According to a former Central Intelligence Agency (CIA) operations officer, electric vehicles (EVs) and the climate agenda undermine America’s national security.

Bryan Dean Wright, the host of “The Wright Report” podcast and a former CIA operations officer, disclosed this to Fox News Digital. According to him, EVs pose environmental problems, national security issues and driver safety concerns. These setbacks, he continued, make EVs a less than desirable alternative to gas-powered cars they are ostensibly to replace.

Wright added that one of the most important things to consider when buying an EV is whether it is actually “green.” He believes that these supposedly “green” EVs are actually quite “dirty” – starting with their batteries.

The former CIA staffer explained that thousands of pounds of minerals – including cobalt, lithium and nickel – from all around the world have to first be extracted. Seventy percent of the world’s cobalt comes from the Democratic Republic of the Congo (DRC), and a third of that come from miners who are “mostly kids,” he said. (Related: America IGNORING human rights, child labor abuses in the DRC to secure supplies of METALS for EV batteries.)

• [Data entries]:
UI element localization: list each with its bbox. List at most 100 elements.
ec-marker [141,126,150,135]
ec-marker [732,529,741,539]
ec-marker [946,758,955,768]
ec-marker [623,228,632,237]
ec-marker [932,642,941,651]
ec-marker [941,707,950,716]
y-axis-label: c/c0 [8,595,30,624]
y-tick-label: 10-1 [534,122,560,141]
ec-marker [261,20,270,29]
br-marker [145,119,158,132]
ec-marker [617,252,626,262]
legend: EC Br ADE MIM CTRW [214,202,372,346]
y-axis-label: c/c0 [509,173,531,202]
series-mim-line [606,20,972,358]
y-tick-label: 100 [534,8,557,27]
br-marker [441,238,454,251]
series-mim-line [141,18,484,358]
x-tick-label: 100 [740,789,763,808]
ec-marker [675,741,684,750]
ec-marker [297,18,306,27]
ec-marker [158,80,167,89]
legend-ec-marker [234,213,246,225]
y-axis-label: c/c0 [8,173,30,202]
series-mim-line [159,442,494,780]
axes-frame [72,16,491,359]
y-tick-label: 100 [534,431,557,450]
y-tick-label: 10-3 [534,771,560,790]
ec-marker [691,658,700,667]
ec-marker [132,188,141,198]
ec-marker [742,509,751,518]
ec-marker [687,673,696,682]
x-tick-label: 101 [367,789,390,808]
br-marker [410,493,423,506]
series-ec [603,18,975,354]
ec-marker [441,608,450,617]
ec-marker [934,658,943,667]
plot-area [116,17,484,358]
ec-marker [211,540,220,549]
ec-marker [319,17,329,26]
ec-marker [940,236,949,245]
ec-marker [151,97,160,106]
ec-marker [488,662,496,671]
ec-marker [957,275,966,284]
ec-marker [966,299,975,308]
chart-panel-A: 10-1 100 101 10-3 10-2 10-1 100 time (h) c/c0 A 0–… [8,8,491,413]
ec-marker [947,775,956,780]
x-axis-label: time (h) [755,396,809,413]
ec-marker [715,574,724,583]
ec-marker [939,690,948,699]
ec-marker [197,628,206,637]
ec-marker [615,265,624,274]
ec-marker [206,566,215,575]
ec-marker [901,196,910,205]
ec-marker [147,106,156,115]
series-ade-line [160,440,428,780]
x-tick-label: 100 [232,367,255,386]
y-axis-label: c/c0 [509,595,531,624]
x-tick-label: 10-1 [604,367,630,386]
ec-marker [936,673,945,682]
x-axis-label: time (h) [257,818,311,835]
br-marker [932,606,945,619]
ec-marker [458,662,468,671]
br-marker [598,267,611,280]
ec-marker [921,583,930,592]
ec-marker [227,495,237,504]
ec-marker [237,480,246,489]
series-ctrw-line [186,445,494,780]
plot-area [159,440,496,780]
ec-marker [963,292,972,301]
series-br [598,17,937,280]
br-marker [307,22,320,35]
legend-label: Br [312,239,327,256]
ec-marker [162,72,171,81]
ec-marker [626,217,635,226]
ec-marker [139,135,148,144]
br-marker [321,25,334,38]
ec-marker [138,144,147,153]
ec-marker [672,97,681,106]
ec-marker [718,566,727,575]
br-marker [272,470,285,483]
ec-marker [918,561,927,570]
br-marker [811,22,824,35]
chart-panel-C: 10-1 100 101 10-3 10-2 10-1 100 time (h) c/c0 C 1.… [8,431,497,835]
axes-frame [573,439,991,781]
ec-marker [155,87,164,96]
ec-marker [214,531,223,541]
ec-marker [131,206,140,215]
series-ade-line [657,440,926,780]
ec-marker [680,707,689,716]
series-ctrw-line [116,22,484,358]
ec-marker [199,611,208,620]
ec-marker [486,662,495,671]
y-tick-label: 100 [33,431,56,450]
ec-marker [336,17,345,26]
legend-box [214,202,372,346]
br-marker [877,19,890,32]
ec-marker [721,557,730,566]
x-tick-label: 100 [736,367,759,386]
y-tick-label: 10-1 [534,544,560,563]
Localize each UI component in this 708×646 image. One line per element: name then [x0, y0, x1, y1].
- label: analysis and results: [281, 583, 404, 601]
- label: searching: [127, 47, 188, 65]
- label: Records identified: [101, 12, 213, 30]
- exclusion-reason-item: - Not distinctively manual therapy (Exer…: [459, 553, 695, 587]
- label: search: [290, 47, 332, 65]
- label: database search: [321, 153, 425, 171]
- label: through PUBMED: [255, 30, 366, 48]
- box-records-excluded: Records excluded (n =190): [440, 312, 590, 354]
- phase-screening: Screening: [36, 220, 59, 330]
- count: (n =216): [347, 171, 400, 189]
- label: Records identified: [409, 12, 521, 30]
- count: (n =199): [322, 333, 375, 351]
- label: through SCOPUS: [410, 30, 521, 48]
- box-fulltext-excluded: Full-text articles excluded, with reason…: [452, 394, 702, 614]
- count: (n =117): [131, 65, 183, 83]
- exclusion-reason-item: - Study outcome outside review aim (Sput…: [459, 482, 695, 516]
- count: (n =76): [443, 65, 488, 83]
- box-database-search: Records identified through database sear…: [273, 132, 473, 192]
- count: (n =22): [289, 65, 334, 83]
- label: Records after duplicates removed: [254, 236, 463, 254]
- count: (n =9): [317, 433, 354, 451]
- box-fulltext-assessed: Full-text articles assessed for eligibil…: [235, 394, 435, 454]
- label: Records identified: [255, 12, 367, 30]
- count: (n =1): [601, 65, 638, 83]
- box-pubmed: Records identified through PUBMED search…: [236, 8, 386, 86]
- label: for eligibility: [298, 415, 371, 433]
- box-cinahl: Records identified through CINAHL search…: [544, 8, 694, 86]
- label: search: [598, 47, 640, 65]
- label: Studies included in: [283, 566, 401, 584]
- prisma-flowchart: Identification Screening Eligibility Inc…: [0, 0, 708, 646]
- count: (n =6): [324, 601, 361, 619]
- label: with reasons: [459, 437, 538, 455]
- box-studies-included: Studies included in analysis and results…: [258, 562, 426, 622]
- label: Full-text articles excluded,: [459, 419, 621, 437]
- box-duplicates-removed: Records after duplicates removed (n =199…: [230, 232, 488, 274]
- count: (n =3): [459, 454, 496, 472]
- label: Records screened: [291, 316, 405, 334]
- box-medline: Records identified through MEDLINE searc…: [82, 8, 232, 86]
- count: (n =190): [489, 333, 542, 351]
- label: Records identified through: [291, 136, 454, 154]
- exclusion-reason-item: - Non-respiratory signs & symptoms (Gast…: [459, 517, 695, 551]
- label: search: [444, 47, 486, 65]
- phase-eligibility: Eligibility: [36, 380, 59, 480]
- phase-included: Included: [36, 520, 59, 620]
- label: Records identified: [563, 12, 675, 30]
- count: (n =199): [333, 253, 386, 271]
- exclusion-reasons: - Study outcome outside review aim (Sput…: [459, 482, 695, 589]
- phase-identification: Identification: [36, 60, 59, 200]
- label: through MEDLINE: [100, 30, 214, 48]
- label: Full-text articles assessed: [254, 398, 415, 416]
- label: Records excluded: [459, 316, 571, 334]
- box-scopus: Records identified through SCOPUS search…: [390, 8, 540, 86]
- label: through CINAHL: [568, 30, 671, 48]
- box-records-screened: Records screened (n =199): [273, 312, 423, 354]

• [WRITTEN TASKS]:
**a)** From the electric vehicle article, set down the passage starting with "The former CIA" and going on through "for EV batteries.)".
**b)** List every mineral the electric vehicle article names as needing to be extracted for batteries.

• [REPLIES]:
**a)**
The former CIA staffer explained that thousands of pounds of minerals – including cobalt, lithium and nickel – from all around the world have to first be extracted. Seventy percent of the world’s cobalt comes from the Democratic Republic of the Congo (DRC), and a third of that come from miners who are “mostly kids,” he said. (Related: America IGNORING human rights, child labor abuses in the DRC to secure supplies of METALS for EV batteries.)

**b)** Cobalt, lithium, nickel